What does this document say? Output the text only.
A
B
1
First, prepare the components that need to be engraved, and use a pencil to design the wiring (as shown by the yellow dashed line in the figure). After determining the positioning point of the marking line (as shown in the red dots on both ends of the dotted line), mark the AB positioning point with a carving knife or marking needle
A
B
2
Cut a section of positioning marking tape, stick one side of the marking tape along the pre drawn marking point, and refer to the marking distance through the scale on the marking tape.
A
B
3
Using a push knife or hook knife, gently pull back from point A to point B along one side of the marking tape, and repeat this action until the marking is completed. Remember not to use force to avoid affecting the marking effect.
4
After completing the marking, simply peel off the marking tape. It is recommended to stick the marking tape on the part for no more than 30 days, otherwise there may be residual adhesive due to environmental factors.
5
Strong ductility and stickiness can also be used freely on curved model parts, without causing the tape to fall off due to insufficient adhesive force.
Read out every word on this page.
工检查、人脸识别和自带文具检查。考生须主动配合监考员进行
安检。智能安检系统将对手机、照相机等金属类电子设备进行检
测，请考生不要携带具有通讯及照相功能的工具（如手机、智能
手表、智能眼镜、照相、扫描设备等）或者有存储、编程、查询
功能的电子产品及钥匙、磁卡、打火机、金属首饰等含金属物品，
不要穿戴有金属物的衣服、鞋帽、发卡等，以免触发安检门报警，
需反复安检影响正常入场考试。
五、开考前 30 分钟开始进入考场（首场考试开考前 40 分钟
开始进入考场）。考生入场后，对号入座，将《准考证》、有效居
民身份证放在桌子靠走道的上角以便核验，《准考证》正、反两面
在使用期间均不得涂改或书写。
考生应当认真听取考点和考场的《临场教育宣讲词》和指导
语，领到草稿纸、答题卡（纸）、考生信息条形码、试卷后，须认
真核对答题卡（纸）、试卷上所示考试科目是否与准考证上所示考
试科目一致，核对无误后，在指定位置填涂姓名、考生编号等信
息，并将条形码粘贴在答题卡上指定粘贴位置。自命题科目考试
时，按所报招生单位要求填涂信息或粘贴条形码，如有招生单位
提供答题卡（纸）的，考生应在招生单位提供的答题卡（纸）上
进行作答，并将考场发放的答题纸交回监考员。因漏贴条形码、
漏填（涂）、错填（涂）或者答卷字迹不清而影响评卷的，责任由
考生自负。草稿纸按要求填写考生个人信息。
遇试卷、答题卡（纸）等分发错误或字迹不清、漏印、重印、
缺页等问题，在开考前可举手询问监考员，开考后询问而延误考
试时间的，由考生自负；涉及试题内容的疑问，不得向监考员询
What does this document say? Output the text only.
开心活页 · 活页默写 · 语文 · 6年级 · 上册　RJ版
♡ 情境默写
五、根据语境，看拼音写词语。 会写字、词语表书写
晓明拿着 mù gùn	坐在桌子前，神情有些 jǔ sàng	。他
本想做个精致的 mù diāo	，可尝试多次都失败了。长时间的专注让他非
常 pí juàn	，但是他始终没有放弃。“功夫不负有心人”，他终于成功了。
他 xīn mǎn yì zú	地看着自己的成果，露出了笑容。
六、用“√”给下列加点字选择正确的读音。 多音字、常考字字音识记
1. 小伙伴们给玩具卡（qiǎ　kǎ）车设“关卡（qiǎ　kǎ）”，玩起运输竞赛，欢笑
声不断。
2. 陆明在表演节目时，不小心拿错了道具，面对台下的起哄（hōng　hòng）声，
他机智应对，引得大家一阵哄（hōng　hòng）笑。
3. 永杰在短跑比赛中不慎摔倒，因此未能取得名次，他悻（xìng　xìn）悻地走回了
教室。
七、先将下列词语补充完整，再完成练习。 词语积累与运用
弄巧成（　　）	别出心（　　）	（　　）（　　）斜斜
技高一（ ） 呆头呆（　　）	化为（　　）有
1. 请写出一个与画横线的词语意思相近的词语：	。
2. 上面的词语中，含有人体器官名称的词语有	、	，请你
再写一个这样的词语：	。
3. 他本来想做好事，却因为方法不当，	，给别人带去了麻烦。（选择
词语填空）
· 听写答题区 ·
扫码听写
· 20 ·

• • • • • • •

**PROMPT**
The records above should be returned exactly.

**SOLUTION**
What does this document say? Output the text only.
A
B
1
First, prepare the components that need to be engraved, and use a pencil to design the wiring (as shown by the yellow dashed line in the figure). After determining the positioning point of the marking line (as shown in the red dots on both ends of the dotted line), mark the AB positioning point with a carving knife or marking needle
A
B
2
Cut a section of positioning marking tape, stick one side of the marking tape along the pre drawn marking point, and refer to the marking distance through the scale on the marking tape.
A
B
3
Using a push knife or hook knife, gently pull back from point A to point B along one side of the marking tape, and repeat this action until the marking is completed. Remember not to use force to avoid affecting the marking effect.
4
After completing the marking, simply peel off the marking tape. It is recommended to stick the marking tape on the part for no more than 30 days, otherwise there may be residual adhesive due to environmental factors.
5
Strong ductility and stickiness can also be used freely on curved model parts, without causing the tape to fall off due to insufficient adhesive force.
Read out every word on this page.
工检查、人脸识别和自带文具检查。考生须主动配合监考员进行
安检。智能安检系统将对手机、照相机等金属类电子设备进行检
测，请考生不要携带具有通讯及照相功能的工具（如手机、智能
手表、智能眼镜、照相、扫描设备等）或者有存储、编程、查询
功能的电子产品及钥匙、磁卡、打火机、金属首饰等含金属物品，
不要穿戴有金属物的衣服、鞋帽、发卡等，以免触发安检门报警，
需反复安检影响正常入场考试。
五、开考前 30 分钟开始进入考场（首场考试开考前 40 分钟
开始进入考场）。考生入场后，对号入座，将《准考证》、有效居
民身份证放在桌子靠走道的上角以便核验，《准考证》正、反两面
在使用期间均不得涂改或书写。
考生应当认真听取考点和考场的《临场教育宣讲词》和指导
语，领到草稿纸、答题卡（纸）、考生信息条形码、试卷后，须认
真核对答题卡（纸）、试卷上所示考试科目是否与准考证上所示考
试科目一致，核对无误后，在指定位置填涂姓名、考生编号等信
息，并将条形码粘贴在答题卡上指定粘贴位置。自命题科目考试
时，按所报招生单位要求填涂信息或粘贴条形码，如有招生单位
提供答题卡（纸）的，考生应在招生单位提供的答题卡（纸）上
进行作答，并将考场发放的答题纸交回监考员。因漏贴条形码、
漏填（涂）、错填（涂）或者答卷字迹不清而影响评卷的，责任由
考生自负。草稿纸按要求填写考生个人信息。
遇试卷、答题卡（纸）等分发错误或字迹不清、漏印、重印、
缺页等问题，在开考前可举手询问监考员，开考后询问而延误考
试时间的，由考生自负；涉及试题内容的疑问，不得向监考员询
What does this document say? Output the text only.
开心活页 · 活页默写 · 语文 · 6年级 · 上册　RJ版
♡ 情境默写
五、根据语境，看拼音写词语。 会写字、词语表书写
晓明拿着 mù gùn	坐在桌子前，神情有些 jǔ sàng	。他
本想做个精致的 mù diāo	，可尝试多次都失败了。长时间的专注让他非
常 pí juàn	，但是他始终没有放弃。“功夫不负有心人”，他终于成功了。
他 xīn mǎn yì zú	地看着自己的成果，露出了笑容。
六、用“√”给下列加点字选择正确的读音。 多音字、常考字字音识记
1. 小伙伴们给玩具卡（qiǎ　kǎ）车设“关卡（qiǎ　kǎ）”，玩起运输竞赛，欢笑
声不断。
2. 陆明在表演节目时，不小心拿错了道具，面对台下的起哄（hōng　hòng）声，
他机智应对，引得大家一阵哄（hōng　hòng）笑。
3. 永杰在短跑比赛中不慎摔倒，因此未能取得名次，他悻（xìng　xìn）悻地走回了
教室。
七、先将下列词语补充完整，再完成练习。 词语积累与运用
弄巧成（　　）	别出心（　　）	（　　）（　　）斜斜
技高一（ ） 呆头呆（　　）	化为（　　）有
1. 请写出一个与画横线的词语意思相近的词语：	。
2. 上面的词语中，含有人体器官名称的词语有	、	，请你
再写一个这样的词语：	。
3. 他本来想做好事，却因为方法不当，	，给别人带去了麻烦。（选择
词语填空）
· 听写答题区 ·
扫码听写
· 20 ·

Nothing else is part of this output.